"""
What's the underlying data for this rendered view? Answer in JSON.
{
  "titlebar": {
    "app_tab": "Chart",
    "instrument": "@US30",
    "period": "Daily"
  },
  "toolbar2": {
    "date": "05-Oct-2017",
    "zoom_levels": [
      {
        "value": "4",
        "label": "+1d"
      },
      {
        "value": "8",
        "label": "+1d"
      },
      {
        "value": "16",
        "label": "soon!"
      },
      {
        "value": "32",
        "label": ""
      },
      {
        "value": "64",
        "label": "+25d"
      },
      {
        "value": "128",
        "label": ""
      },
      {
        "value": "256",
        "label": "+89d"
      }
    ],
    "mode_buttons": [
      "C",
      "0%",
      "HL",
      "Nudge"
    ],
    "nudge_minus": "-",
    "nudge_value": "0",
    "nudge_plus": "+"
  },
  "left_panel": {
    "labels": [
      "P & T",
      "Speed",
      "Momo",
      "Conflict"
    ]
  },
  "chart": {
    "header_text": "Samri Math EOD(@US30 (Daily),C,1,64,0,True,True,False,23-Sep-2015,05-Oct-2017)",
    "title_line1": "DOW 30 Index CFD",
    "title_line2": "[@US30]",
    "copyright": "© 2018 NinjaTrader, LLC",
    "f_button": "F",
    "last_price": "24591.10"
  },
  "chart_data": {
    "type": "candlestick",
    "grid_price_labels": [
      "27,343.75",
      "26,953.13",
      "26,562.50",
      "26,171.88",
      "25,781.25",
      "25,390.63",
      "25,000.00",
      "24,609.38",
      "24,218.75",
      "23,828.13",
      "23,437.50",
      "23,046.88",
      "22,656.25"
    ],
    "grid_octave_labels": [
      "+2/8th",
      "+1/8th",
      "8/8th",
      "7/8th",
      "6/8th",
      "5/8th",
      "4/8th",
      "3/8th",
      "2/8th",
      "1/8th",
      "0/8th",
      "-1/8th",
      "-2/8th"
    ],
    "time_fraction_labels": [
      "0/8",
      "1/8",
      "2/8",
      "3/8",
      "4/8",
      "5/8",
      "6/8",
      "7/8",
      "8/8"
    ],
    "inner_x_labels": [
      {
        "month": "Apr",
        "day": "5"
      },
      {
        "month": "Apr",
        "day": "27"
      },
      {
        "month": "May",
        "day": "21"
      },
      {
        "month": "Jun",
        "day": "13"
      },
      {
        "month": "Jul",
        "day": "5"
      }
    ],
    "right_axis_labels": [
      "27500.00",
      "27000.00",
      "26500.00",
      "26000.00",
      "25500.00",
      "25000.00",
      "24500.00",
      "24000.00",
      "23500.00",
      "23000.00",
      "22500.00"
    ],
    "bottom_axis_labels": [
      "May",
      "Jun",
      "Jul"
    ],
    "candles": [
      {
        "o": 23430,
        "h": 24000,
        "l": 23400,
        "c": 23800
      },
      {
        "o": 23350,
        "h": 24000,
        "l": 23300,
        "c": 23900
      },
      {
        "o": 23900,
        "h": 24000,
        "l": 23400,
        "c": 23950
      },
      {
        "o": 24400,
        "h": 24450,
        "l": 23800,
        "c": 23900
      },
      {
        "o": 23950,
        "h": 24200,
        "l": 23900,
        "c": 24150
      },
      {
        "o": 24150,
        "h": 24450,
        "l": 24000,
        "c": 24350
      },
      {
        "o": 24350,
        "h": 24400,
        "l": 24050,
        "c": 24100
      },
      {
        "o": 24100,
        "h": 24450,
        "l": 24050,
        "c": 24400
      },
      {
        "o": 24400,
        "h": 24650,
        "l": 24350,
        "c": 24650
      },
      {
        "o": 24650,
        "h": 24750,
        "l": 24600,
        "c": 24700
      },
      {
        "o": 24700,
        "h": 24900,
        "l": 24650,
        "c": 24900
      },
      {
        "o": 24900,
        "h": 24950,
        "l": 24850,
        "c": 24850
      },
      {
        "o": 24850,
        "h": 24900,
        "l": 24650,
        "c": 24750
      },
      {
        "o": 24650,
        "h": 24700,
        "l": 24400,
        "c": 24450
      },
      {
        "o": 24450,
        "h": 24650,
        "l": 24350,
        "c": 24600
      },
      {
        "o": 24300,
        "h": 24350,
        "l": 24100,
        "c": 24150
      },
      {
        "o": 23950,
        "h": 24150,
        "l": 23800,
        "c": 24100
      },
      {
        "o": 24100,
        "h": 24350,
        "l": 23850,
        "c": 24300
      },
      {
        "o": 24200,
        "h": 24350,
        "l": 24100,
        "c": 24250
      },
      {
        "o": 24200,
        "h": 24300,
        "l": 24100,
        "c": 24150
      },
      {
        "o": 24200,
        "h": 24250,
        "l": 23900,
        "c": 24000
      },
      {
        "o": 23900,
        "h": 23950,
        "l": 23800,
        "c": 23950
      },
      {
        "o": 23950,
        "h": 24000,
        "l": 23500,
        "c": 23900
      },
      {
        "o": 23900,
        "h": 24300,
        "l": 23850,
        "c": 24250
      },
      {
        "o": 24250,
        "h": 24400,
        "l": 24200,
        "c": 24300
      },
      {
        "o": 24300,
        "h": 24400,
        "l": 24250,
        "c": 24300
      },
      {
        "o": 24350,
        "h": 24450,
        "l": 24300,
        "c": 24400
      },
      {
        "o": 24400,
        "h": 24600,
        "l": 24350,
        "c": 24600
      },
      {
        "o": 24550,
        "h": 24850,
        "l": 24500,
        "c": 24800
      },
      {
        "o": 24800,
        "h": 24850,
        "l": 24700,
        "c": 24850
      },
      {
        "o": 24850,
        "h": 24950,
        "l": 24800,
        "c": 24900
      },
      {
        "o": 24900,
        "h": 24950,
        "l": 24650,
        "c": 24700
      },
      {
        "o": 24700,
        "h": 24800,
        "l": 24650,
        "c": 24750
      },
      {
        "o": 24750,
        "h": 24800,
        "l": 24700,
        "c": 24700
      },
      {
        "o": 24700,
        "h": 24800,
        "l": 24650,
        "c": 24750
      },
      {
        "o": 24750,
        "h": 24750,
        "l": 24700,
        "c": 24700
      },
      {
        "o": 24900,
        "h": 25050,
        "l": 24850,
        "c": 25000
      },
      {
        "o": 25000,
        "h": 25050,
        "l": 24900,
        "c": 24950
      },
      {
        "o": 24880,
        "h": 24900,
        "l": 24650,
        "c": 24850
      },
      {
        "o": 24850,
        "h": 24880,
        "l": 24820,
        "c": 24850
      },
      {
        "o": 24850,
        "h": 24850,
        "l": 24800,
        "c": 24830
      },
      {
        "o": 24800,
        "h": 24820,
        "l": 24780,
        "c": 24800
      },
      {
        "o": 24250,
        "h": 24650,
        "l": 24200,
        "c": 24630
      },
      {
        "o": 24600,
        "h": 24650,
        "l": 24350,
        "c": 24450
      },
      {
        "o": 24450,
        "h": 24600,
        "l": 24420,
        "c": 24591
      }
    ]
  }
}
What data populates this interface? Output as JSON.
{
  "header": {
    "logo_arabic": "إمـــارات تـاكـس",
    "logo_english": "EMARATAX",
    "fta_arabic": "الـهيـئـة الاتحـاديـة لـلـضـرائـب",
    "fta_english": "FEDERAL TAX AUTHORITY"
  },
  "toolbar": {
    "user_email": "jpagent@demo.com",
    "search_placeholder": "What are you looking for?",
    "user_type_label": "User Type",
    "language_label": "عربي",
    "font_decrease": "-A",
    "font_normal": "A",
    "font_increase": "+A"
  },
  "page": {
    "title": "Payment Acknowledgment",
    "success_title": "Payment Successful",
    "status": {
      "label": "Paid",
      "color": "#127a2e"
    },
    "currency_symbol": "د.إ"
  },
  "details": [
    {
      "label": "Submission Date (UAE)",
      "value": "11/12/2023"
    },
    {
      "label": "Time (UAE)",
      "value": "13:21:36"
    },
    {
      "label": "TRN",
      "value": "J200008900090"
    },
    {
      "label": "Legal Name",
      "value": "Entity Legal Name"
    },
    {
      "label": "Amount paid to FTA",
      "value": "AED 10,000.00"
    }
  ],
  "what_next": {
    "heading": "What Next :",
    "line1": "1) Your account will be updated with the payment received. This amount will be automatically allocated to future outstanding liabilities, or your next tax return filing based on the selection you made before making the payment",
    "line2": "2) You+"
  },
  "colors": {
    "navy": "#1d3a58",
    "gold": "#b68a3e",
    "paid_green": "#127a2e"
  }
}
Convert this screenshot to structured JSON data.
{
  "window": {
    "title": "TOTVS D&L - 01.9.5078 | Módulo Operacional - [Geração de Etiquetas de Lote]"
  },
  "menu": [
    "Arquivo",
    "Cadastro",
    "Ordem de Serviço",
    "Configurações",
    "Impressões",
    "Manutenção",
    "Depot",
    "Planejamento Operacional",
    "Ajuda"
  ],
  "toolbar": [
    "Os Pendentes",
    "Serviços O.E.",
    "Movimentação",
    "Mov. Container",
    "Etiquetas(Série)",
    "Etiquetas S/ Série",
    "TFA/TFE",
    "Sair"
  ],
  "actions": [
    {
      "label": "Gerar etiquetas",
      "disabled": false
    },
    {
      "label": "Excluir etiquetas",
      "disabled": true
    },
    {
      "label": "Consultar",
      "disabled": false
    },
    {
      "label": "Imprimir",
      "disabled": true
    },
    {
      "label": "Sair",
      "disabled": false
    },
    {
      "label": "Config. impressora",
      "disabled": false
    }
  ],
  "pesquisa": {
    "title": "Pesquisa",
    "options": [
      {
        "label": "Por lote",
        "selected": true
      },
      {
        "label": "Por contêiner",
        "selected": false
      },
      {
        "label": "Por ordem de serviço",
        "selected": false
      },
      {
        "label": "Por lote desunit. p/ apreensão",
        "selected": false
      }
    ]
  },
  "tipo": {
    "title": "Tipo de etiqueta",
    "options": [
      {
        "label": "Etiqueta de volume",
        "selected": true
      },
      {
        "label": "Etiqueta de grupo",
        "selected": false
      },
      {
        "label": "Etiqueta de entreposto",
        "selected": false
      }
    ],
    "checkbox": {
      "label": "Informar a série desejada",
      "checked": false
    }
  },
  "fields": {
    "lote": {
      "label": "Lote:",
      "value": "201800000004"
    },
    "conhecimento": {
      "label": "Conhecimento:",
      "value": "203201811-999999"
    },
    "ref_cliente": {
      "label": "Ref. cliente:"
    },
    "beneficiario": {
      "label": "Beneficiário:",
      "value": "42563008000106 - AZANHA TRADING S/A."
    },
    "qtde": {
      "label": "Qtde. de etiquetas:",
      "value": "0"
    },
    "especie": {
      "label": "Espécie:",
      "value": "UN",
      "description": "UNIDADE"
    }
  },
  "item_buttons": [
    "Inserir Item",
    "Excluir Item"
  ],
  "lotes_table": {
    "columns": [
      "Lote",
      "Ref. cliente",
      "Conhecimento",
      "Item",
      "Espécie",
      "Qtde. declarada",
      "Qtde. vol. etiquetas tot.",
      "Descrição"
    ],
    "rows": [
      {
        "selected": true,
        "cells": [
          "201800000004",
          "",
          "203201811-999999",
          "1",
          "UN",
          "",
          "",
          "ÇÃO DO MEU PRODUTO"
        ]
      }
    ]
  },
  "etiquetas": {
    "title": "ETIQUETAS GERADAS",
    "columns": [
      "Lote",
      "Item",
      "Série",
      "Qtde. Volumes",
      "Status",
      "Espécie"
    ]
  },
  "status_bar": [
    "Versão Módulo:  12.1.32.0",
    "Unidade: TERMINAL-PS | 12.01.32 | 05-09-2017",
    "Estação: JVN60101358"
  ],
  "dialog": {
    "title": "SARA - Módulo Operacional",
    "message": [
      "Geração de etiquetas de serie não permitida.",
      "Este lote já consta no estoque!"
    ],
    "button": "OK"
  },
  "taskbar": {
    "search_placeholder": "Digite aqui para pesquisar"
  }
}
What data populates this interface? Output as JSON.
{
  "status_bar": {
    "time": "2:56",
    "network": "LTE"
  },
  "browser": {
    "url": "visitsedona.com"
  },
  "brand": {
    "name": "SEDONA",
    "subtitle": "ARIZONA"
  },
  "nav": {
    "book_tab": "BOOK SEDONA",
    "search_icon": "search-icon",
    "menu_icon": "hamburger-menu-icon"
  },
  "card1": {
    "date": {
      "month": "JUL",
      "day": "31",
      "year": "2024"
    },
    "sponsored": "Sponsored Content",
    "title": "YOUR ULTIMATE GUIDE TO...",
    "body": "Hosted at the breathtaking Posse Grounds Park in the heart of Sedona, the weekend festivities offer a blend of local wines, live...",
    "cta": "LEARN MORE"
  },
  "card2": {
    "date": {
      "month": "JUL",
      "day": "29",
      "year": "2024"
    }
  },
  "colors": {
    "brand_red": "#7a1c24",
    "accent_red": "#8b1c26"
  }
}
"""
● What you should do
Count how many lines of the data include the word "Excluir". Your reply should be that number alone.

● Solution for this task
2